→ **Required work**
Convert the rows below into a numbered list, omitting any blank lines.

** start **

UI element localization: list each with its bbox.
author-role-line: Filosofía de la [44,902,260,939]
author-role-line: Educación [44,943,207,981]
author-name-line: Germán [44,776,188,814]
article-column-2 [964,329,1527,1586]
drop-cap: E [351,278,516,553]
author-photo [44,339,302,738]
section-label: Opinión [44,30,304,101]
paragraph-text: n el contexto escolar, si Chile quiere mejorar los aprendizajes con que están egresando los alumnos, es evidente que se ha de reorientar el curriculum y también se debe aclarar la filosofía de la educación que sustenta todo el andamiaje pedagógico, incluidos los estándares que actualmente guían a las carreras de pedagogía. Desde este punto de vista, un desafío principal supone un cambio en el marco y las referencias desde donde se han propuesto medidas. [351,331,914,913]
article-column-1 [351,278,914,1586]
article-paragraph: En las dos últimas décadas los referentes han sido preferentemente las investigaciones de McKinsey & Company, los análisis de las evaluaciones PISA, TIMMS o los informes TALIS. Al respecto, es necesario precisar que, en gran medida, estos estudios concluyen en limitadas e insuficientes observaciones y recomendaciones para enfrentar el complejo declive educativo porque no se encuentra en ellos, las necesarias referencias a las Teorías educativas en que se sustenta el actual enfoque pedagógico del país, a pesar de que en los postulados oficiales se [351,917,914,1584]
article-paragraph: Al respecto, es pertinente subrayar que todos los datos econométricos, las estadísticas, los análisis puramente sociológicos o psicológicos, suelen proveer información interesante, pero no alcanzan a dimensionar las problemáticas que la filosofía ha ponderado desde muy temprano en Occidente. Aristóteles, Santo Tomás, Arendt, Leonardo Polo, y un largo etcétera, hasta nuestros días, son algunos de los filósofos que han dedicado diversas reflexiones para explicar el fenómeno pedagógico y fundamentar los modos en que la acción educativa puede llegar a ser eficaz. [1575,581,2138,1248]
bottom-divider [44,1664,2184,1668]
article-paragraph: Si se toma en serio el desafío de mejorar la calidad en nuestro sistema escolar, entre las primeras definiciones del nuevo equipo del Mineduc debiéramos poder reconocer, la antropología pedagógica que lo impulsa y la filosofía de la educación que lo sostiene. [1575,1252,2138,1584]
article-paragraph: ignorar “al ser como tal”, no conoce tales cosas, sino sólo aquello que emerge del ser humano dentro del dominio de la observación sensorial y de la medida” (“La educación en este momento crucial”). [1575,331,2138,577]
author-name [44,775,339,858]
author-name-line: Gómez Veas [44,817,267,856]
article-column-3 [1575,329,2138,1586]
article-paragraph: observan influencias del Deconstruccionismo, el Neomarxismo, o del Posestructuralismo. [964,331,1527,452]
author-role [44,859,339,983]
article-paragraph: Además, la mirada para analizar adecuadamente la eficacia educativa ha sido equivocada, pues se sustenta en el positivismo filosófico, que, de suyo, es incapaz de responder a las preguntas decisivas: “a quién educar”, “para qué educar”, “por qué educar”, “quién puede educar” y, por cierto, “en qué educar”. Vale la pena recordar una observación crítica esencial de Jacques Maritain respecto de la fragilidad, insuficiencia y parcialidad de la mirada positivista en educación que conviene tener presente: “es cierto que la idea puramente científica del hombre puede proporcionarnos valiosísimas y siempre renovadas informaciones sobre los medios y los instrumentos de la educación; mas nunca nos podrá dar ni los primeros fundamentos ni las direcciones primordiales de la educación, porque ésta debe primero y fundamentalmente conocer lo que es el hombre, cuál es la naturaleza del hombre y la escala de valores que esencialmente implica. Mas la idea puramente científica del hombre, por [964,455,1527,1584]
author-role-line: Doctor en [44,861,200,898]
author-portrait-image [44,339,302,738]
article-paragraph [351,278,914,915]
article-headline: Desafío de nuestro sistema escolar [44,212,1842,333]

** end **

→ **Problem solution**
1. UI element localization: list each with its bbox.
2. author-role-line: Filosofía de la [44,902,260,939]
3. author-role-line: Educación [44,943,207,981]
4. author-name-line: Germán [44,776,188,814]
5. article-column-2 [964,329,1527,1586]
6. drop-cap: E [351,278,516,553]
7. author-photo [44,339,302,738]
8. section-label: Opinión [44,30,304,101]
9. paragraph-text: n el contexto escolar, si Chile quiere mejorar los aprendizajes con que están egresando los alumnos, es evidente que se ha de reorientar el curriculum y también se debe aclarar la filosofía de la educación que sustenta todo el andamiaje pedagógico, incluidos los estándares que actualmente guían a las carreras de pedagogía. Desde este punto de vista, un desafío principal supone un cambio en el marco y las referencias desde donde se han propuesto medidas. [351,331,914,913]
10. article-column-1 [351,278,914,1586]
11. article-paragraph: En las dos últimas décadas los referentes han sido preferentemente las investigaciones de McKinsey & Company, los análisis de las evaluaciones PISA, TIMMS o los informes TALIS. Al respecto, es necesario precisar que, en gran medida, estos estudios concluyen en limitadas e insuficientes observaciones y recomendaciones para enfrentar el complejo declive educativo porque no se encuentra en ellos, las necesarias referencias a las Teorías educativas en que se sustenta el actual enfoque pedagógico del país, a pesar de que en los postulados oficiales se [351,917,914,1584]
12. article-paragraph: Al respecto, es pertinente subrayar que todos los datos econométricos, las estadísticas, los análisis puramente sociológicos o psicológicos, suelen proveer información interesante, pero no alcanzan a dimensionar las problemáticas que la filosofía ha ponderado desde muy temprano en Occidente. Aristóteles, Santo Tomás, Arendt, Leonardo Polo, y un largo etcétera, hasta nuestros días, son algunos de los filósofos que han dedicado diversas reflexiones para explicar el fenómeno pedagógico y fundamentar los modos en que la acción educativa puede llegar a ser eficaz. [1575,581,2138,1248]
13. bottom-divider [44,1664,2184,1668]
14. article-paragraph: Si se toma en serio el desafío de mejorar la calidad en nuestro sistema escolar, entre las primeras definiciones del nuevo equipo del Mineduc debiéramos poder reconocer, la antropología pedagógica que lo impulsa y la filosofía de la educación que lo sostiene. [1575,1252,2138,1584]
15. article-paragraph: ignorar “al ser como tal”, no conoce tales cosas, sino sólo aquello que emerge del ser humano dentro del dominio de la observación sensorial y de la medida” (“La educación en este momento crucial”). [1575,331,2138,577]
16. author-name [44,775,339,858]
17. author-name-line: Gómez Veas [44,817,267,856]
18. article-column-3 [1575,329,2138,1586]
19. article-paragraph: observan influencias del Deconstruccionismo, el Neomarxismo, o del Posestructuralismo. [964,331,1527,452]
20. author-role [44,859,339,983]
21. article-paragraph: Además, la mirada para analizar adecuadamente la eficacia educativa ha sido equivocada, pues se sustenta en el positivismo filosófico, que, de suyo, es incapaz de responder a las preguntas decisivas: “a quién educar”, “para qué educar”, “por qué educar”, “quién puede educar” y, por cierto, “en qué educar”. Vale la pena recordar una observación crítica esencial de Jacques Maritain respecto de la fragilidad, insuficiencia y parcialidad de la mirada positivista en educación que conviene tener presente: “es cierto que la idea puramente científica del hombre puede proporcionarnos valiosísimas y siempre renovadas informaciones sobre los medios y los instrumentos de la educación; mas nunca nos podrá dar ni los primeros fundamentos ni las direcciones primordiales de la educación, porque ésta debe primero y fundamentalmente conocer lo que es el hombre, cuál es la naturaleza del hombre y la escala de valores que esencialmente implica. Mas la idea puramente científica del hombre, por [964,455,1527,1584]
22. author-role-line: Doctor en [44,861,200,898]
23. author-portrait-image [44,339,302,738]
24. article-paragraph [351,278,914,915]
25. article-headline: Desafío de nuestro sistema escolar [44,212,1842,333]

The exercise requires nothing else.